• Records for the exercise
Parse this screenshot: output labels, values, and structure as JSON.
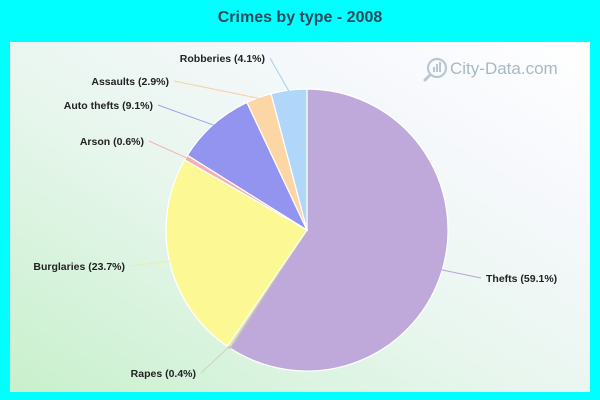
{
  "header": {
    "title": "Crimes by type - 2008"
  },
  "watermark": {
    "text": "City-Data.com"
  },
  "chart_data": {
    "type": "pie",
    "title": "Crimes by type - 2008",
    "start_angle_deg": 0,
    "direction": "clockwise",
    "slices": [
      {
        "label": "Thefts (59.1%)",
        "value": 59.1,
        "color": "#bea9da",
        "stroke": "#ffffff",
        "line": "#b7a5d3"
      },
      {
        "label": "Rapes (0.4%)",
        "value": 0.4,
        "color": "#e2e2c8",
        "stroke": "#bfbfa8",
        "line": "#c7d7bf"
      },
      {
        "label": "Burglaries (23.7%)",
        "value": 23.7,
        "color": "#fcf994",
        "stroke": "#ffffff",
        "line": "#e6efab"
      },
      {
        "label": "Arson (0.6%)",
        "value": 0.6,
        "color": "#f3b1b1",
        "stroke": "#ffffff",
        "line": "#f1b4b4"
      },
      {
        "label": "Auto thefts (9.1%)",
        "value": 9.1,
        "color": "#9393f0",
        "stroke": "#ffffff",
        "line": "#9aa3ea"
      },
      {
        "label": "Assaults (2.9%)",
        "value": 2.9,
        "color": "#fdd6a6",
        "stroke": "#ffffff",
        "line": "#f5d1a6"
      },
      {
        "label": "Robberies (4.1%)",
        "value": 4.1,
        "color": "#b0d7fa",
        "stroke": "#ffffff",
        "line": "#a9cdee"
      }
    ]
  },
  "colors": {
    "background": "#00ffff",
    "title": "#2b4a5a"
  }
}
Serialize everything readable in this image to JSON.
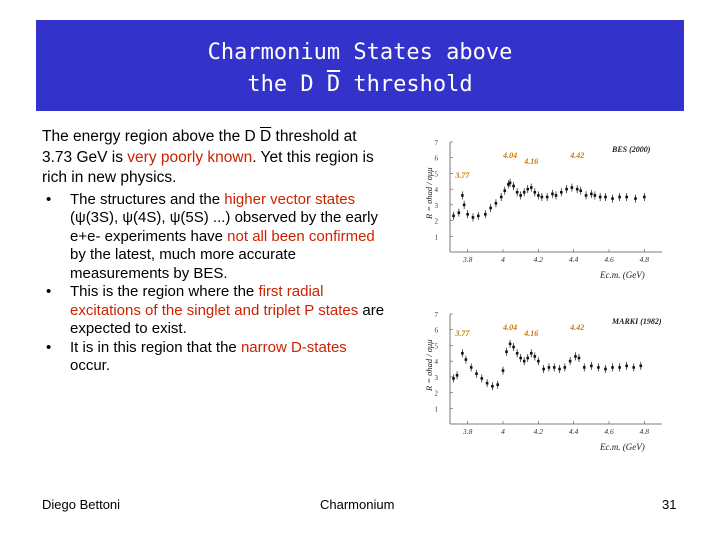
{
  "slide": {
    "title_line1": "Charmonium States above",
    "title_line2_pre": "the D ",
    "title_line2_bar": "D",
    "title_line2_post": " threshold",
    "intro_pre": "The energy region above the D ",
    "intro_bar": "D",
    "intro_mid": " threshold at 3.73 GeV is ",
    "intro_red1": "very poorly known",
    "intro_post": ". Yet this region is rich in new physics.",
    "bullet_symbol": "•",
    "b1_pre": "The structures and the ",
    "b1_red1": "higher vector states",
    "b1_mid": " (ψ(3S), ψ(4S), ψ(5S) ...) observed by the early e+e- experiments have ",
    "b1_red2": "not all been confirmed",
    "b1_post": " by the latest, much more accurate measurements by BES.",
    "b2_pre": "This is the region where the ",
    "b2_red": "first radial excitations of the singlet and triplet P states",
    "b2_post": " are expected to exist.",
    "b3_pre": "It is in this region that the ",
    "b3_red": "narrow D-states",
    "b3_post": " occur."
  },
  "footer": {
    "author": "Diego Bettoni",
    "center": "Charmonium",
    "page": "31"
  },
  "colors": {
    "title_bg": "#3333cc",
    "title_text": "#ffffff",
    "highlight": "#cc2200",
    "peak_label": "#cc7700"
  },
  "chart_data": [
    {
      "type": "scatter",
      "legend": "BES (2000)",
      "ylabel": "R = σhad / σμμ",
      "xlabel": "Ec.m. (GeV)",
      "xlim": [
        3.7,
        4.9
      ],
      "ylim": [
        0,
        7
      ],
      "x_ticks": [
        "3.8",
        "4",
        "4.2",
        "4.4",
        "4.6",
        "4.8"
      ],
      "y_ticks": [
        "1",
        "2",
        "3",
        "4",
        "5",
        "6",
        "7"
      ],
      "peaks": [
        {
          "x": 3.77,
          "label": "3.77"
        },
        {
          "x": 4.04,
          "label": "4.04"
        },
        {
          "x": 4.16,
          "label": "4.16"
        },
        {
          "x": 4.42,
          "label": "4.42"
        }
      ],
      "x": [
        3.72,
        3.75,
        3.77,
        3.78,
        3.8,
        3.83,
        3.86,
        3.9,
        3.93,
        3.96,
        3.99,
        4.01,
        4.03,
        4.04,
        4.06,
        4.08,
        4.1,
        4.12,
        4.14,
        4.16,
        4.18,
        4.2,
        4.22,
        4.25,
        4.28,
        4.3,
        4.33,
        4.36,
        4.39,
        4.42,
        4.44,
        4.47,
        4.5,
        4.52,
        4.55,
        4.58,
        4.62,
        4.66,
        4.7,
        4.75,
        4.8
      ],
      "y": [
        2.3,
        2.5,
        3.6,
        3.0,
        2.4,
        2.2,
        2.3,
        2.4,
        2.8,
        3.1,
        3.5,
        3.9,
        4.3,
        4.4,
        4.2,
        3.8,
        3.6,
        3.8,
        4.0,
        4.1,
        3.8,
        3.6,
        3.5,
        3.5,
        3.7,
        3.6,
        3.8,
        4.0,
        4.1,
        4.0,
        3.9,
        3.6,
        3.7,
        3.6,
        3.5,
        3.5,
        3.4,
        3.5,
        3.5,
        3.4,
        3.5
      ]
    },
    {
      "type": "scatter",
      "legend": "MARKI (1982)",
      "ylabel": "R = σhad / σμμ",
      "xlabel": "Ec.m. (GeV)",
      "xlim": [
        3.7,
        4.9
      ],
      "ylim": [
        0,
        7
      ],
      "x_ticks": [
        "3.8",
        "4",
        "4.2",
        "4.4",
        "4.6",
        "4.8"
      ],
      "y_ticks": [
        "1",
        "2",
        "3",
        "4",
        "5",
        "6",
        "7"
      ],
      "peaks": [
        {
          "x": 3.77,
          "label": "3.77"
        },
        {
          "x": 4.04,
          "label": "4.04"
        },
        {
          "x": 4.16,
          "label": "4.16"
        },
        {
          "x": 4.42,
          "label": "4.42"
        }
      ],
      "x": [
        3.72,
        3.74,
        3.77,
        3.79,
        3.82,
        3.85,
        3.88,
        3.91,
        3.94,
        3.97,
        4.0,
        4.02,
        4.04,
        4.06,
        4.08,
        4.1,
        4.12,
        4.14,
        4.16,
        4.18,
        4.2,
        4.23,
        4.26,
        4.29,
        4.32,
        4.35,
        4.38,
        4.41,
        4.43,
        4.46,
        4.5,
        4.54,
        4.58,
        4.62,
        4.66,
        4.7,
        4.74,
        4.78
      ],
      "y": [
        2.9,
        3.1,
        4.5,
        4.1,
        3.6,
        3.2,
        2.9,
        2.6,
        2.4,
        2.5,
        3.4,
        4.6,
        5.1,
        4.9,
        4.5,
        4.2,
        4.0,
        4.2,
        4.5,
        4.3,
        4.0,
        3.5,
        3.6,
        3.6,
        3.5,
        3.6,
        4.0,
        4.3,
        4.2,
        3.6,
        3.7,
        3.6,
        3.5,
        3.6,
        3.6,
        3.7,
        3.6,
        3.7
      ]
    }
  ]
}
* * *
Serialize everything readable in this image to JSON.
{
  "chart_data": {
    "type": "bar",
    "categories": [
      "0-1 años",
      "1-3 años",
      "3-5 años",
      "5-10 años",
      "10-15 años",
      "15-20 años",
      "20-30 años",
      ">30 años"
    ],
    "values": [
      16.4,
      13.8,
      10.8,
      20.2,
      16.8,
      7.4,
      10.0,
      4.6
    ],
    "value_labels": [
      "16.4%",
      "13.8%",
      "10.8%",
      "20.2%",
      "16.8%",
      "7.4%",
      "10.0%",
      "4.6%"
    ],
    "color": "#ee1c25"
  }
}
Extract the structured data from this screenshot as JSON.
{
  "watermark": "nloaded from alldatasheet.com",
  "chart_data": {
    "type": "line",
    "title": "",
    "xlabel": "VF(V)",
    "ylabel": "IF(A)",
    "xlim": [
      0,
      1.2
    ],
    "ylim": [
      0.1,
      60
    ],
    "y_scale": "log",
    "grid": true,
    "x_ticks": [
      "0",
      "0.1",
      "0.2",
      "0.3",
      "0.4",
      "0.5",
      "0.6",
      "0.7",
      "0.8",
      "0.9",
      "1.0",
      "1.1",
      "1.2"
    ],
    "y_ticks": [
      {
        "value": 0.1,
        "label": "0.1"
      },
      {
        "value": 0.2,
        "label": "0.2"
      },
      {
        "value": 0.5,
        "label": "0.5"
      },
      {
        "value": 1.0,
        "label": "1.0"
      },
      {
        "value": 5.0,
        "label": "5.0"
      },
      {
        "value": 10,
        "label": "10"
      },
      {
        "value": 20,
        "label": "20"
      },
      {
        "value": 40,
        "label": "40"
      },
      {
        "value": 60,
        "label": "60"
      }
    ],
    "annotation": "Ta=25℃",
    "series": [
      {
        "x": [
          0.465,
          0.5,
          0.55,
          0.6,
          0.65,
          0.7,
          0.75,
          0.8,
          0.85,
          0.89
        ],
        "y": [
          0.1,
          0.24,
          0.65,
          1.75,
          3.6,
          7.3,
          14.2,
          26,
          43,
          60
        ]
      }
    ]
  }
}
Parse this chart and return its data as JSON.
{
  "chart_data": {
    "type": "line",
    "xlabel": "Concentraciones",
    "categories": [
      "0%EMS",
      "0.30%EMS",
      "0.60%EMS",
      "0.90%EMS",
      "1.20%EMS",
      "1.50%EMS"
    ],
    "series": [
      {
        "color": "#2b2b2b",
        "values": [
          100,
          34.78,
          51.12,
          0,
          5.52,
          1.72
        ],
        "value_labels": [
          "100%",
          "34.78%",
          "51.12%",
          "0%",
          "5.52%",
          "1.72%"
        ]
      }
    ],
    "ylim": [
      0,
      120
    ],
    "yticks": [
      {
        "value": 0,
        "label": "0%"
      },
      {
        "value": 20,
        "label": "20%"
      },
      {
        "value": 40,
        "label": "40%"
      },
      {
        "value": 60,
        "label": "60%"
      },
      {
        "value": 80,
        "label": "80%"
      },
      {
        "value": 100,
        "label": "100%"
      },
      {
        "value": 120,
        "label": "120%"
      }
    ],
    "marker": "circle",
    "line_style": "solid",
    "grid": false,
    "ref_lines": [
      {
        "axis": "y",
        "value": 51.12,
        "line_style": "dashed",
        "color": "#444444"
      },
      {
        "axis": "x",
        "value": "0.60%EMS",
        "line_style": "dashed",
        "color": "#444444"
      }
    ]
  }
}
* * *
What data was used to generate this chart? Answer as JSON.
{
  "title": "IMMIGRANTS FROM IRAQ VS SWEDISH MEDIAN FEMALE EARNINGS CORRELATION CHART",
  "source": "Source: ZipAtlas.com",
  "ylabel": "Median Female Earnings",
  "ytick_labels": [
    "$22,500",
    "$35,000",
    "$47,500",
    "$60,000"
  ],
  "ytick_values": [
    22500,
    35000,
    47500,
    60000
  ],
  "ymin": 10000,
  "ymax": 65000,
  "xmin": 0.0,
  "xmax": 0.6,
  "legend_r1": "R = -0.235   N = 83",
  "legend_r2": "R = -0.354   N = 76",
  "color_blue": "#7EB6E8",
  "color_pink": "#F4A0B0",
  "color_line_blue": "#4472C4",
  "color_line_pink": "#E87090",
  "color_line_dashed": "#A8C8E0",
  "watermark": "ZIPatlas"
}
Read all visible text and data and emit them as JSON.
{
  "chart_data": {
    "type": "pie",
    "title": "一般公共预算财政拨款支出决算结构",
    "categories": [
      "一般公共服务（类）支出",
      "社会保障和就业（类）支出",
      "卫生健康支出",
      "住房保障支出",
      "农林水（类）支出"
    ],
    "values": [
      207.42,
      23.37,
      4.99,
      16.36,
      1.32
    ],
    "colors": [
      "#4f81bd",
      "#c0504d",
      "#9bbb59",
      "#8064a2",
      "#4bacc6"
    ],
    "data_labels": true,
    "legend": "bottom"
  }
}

• Given problem
Gather all lines from the records above in which "screenshot" appears.

• The completed task
Parse this screenshot: output labels, values, and structure as JSON.
Extract the structured data from this screenshot as JSON.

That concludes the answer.